### Text section:
▬▬▬▬▬▬

It may not have a royal connection like the Golden Jubilee Bridge, or a historical connection like The Tower Bridge, but the Millennium Bridge still holds a special place in London – literally.

The Millennium Bridge was the first pedestrian bridge crossing over the River Thames for more than a century, and links Bankside (near the Tate Modern Gallery and Shakespeare’s Globe Theatre) with the City of London (near St. Paul’s Cathedral).

Construction of the Millennium Bridge first started in 1998, and the total completion cost came to about £18.2 million (which was £2.2 million over budget). The bridge was paid for by the Millennium Commission as well as the London Bridge Trust, however, it is said that £7 million came from the Millennium Commission alone. On its opening day on June 10th, 2000, the Millennium Bridge was crossed by approximately 90,000 people, and about 2,000 people were on the bridge at any given time.

▬▬▬▬▬▬

### Recorded data:
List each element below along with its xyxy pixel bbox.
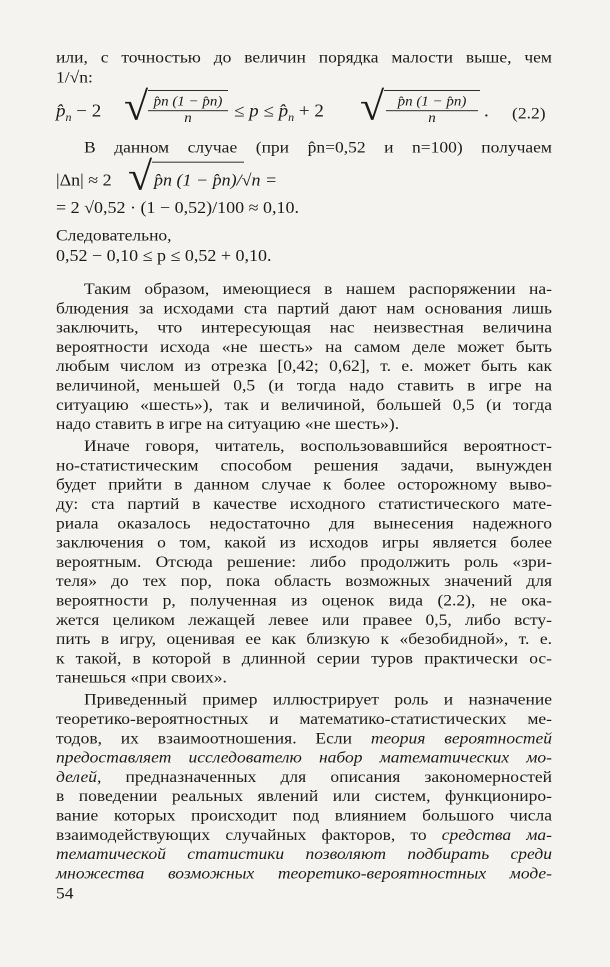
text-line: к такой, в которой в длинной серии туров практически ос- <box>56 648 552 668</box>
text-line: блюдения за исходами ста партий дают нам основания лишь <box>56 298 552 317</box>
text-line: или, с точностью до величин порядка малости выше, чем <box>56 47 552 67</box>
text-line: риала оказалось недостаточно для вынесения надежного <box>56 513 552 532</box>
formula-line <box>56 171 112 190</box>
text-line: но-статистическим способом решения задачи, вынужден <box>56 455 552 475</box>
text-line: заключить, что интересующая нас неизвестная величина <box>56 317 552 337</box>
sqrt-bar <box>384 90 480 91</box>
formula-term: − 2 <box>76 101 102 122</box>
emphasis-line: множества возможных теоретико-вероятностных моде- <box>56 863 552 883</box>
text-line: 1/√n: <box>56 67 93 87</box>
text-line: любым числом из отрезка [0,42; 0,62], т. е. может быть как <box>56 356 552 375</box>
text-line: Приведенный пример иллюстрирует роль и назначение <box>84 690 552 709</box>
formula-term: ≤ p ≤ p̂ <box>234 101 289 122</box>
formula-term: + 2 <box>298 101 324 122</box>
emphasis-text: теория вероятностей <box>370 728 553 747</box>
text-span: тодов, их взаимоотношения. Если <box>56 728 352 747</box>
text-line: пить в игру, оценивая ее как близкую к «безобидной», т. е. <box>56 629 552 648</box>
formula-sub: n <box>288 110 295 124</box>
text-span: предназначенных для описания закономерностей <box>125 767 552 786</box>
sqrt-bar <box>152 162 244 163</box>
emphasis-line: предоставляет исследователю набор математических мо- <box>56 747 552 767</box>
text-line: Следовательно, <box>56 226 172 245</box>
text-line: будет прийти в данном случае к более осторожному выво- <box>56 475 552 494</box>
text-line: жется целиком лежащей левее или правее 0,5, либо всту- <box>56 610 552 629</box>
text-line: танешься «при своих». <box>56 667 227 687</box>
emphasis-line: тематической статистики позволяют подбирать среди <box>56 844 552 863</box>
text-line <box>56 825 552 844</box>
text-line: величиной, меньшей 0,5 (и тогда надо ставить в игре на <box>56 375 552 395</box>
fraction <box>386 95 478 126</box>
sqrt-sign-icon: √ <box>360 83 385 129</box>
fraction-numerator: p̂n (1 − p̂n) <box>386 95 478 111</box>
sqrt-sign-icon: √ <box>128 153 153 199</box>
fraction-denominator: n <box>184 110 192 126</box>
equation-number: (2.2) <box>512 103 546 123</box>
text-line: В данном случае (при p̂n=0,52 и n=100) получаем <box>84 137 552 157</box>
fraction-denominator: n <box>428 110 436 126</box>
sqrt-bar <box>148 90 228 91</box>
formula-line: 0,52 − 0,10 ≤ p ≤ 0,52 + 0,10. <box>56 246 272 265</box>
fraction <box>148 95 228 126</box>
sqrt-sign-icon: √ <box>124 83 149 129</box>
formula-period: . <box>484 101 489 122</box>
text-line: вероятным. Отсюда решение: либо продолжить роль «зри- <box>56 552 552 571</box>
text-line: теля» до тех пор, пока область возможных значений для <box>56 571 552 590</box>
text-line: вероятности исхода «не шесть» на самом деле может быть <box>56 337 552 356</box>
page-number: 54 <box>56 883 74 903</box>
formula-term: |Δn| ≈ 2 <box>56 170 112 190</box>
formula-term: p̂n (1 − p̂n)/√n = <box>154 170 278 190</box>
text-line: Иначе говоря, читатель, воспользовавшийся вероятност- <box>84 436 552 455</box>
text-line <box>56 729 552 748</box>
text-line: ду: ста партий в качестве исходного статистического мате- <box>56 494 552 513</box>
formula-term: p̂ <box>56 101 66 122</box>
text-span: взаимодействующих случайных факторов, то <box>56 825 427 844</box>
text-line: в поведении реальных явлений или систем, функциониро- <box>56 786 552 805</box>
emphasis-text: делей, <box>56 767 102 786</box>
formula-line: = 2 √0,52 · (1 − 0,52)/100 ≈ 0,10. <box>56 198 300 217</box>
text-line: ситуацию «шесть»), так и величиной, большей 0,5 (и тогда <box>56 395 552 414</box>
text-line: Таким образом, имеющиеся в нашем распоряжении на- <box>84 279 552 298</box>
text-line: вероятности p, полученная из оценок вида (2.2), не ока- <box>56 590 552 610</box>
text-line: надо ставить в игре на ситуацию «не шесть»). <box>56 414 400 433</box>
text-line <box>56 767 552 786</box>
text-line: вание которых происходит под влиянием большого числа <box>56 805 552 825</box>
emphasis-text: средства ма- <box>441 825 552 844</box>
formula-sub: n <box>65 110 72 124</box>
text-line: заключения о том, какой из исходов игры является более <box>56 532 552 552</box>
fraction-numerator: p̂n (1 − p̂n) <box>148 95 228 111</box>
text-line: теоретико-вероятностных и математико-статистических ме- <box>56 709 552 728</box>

▬▬▬▬▬▬

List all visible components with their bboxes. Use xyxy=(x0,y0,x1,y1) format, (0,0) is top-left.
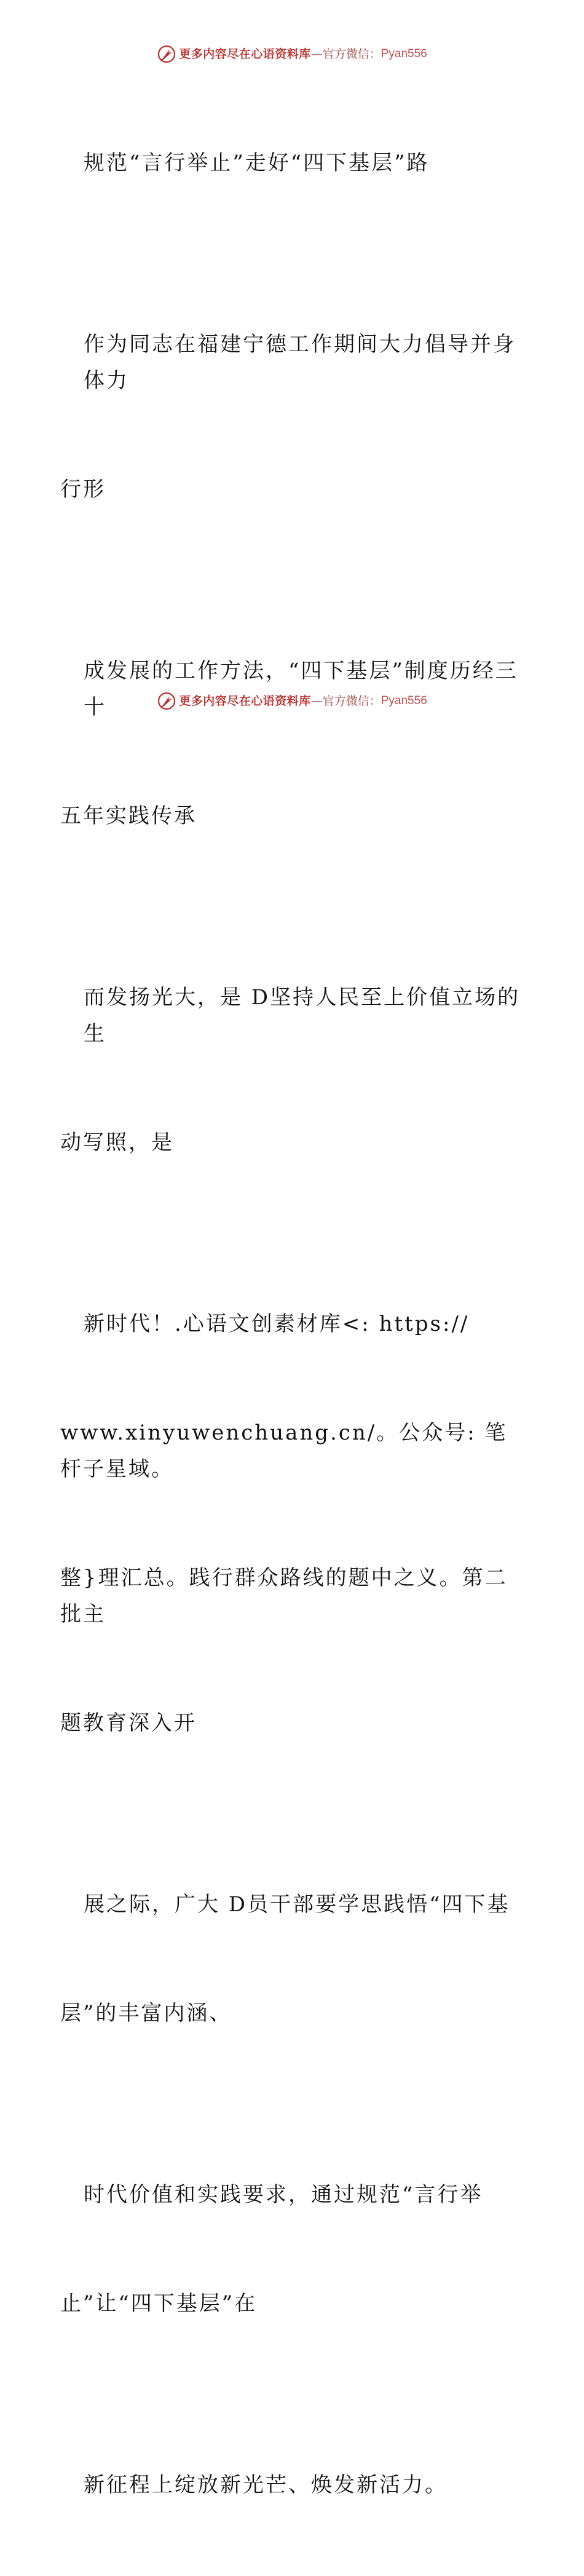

▬▬▬▬▬▬

### Required actions:
1/ In the Millennium Bridge text, roughly how many people crossed the bridge on its opening day?
2/ Name every landmark the Millennium Bridge text mentions as being near one end of the bridge or the other.
3/ Write a continuation of the Millennium Bridge text, picking up after its final sentence.

### Task-by-task results:
1/ Approximately 90,000 people

2/ Tate Modern Gallery, Shakespeare's Globe Theatre, St. Paul's Cathedral

3/
During a charity walk for Save the Children, participants reported that they felt an “uncomfortable swaying motion” on the first two days of the bridge being opened; and as a result Londoners have now nicknamed the bridge “The Wobbly Bridge.” It was later discovered that the wobbly effect was due to pedestrians having an “unconscious tendency” to match their footsteps when they walk, which in turn gave the bridge an uncomfortable lateral sway. The bridge was closed for nearly two years in order to fix the “wobble,” and was later reopened in 2002.

Since then, the Millennium Bridge has become an icon in various London-based films, such as Harry Potter (during which the Millennium Bridge collapses after a Death Eater attack), as well as the 2014 film Guardians of the Galaxy.

The Millennium Bridge is approximately 10.8 metres high (above the River Thames at high tide), and its unique aluminum deck is about 4 metres (or 13 feet) wide. The total structure length is approximately 325 metres (or 1,066 feet), and its three sections are comprised of 81 metres (or 266 feet), 108 metres (354 feet), and 144 metres (472 feet).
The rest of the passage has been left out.